*GIVEN RECORDS*:
****************************************
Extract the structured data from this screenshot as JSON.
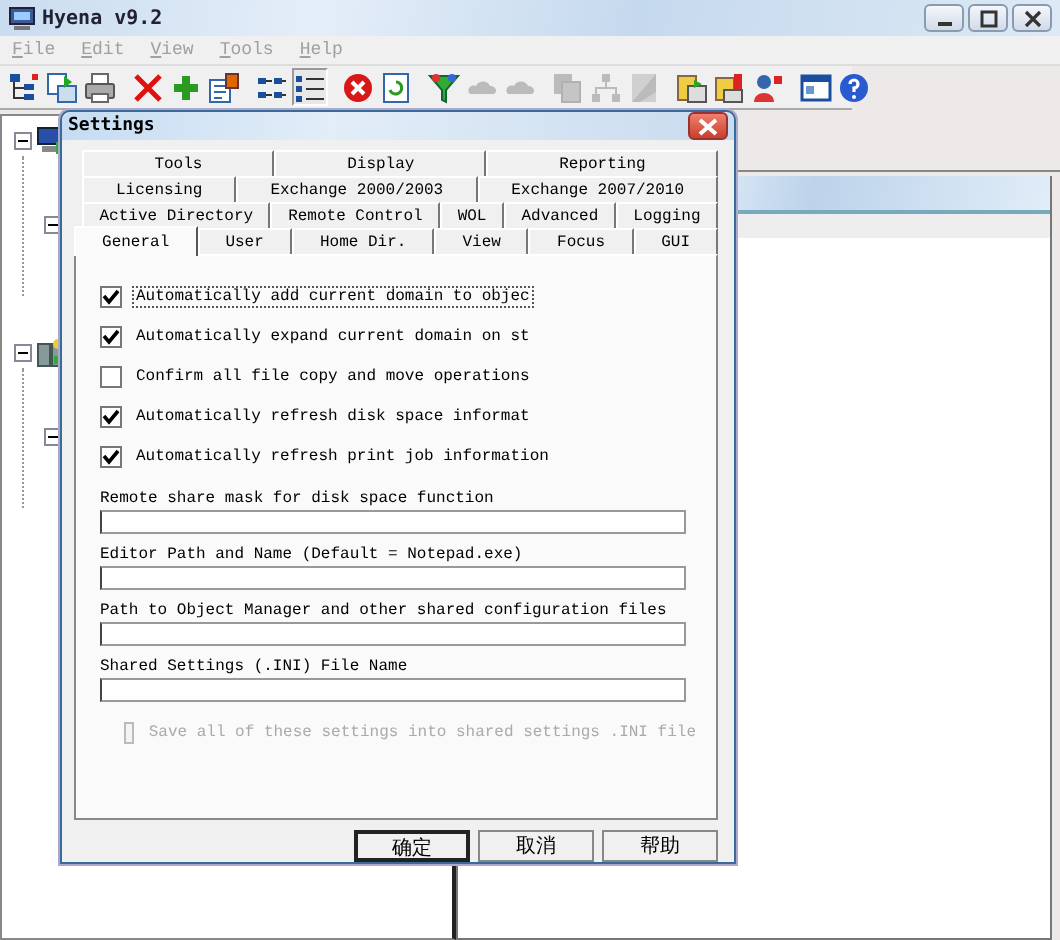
{
  "window": {
    "title": "Hyena v9.2"
  },
  "menu": [
    {
      "label": "File"
    },
    {
      "label": "Edit"
    },
    {
      "label": "View"
    },
    {
      "label": "Tools"
    },
    {
      "label": "Help"
    }
  ],
  "toolbar": [
    {
      "kind": "tree",
      "disabled": false,
      "pressed": false
    },
    {
      "kind": "move",
      "disabled": false,
      "pressed": false
    },
    {
      "kind": "print",
      "disabled": false,
      "pressed": false
    },
    {
      "kind": "separator"
    },
    {
      "kind": "delete",
      "disabled": false,
      "pressed": false
    },
    {
      "kind": "add",
      "disabled": false,
      "pressed": false
    },
    {
      "kind": "properties",
      "disabled": false,
      "pressed": false
    },
    {
      "kind": "separator"
    },
    {
      "kind": "smallicons",
      "disabled": false,
      "pressed": false
    },
    {
      "kind": "details",
      "disabled": false,
      "pressed": true
    },
    {
      "kind": "separator"
    },
    {
      "kind": "stop",
      "disabled": false,
      "pressed": false
    },
    {
      "kind": "refresh",
      "disabled": false,
      "pressed": false
    },
    {
      "kind": "separator"
    },
    {
      "kind": "filter",
      "disabled": false,
      "pressed": false
    },
    {
      "kind": "cloud",
      "disabled": true,
      "pressed": false
    },
    {
      "kind": "cloud",
      "disabled": true,
      "pressed": false
    },
    {
      "kind": "separator"
    },
    {
      "kind": "copy",
      "disabled": true,
      "pressed": false
    },
    {
      "kind": "hierarchy",
      "disabled": true,
      "pressed": false
    },
    {
      "kind": "page",
      "disabled": true,
      "pressed": false
    },
    {
      "kind": "separator"
    },
    {
      "kind": "server",
      "disabled": false,
      "pressed": false
    },
    {
      "kind": "serveralert",
      "disabled": false,
      "pressed": false
    },
    {
      "kind": "user",
      "disabled": false,
      "pressed": false
    },
    {
      "kind": "separator"
    },
    {
      "kind": "window",
      "disabled": false,
      "pressed": false
    },
    {
      "kind": "help",
      "disabled": false,
      "pressed": false
    }
  ],
  "tree": [
    {
      "kind": "computer",
      "expanded": true,
      "children": [
        {
          "expanded": true
        }
      ]
    },
    {
      "kind": "server",
      "expanded": true,
      "children": [
        {
          "expanded": true
        }
      ]
    }
  ],
  "dialog": {
    "title": "Settings",
    "tab_rows": [
      [
        {
          "label": "Tools",
          "selected": false
        },
        {
          "label": "Display",
          "selected": false
        },
        {
          "label": "Reporting",
          "selected": false
        }
      ],
      [
        {
          "label": "Licensing",
          "selected": false
        },
        {
          "label": "Exchange 2000/2003",
          "selected": false
        },
        {
          "label": "Exchange 2007/2010",
          "selected": false
        }
      ],
      [
        {
          "label": "Active Directory",
          "selected": false
        },
        {
          "label": "Remote Control",
          "selected": false
        },
        {
          "label": "WOL",
          "selected": false
        },
        {
          "label": "Advanced",
          "selected": false
        },
        {
          "label": "Logging",
          "selected": false
        }
      ],
      [
        {
          "label": "General",
          "selected": true
        },
        {
          "label": "User",
          "selected": false
        },
        {
          "label": "Home Dir.",
          "selected": false
        },
        {
          "label": "View",
          "selected": false
        },
        {
          "label": "Focus",
          "selected": false
        },
        {
          "label": "GUI",
          "selected": false
        }
      ]
    ],
    "options": [
      {
        "label": "Automatically add current domain to objec",
        "checked": true,
        "focused": true
      },
      {
        "label": "Automatically expand current domain on st",
        "checked": true,
        "focused": false
      },
      {
        "label": "Confirm all file copy and move operations",
        "checked": false,
        "focused": false
      },
      {
        "label": "Automatically refresh disk space informat",
        "checked": true,
        "focused": false
      },
      {
        "label": "Automatically refresh print job information",
        "checked": true,
        "focused": false
      }
    ],
    "fields": [
      {
        "label": "Remote share mask for disk space function"
      },
      {
        "label": "Editor Path and Name (Default = Notepad.exe)"
      },
      {
        "label": "Path to Object Manager and other shared configuration files"
      },
      {
        "label": "Shared Settings (.INI) File Name"
      }
    ],
    "shared_option": {
      "label": "Save all of these settings into shared settings .INI file",
      "checked": false,
      "disabled": true
    },
    "buttons": [
      {
        "label": "确定",
        "default": true
      },
      {
        "label": "取消",
        "default": false
      },
      {
        "label": "帮助",
        "default": false
      }
    ]
  }
}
****************************************
*THE REQUEST*: Say how many lines above hold the word "Name", giving only the count.

*TASK OUTPUT*: 2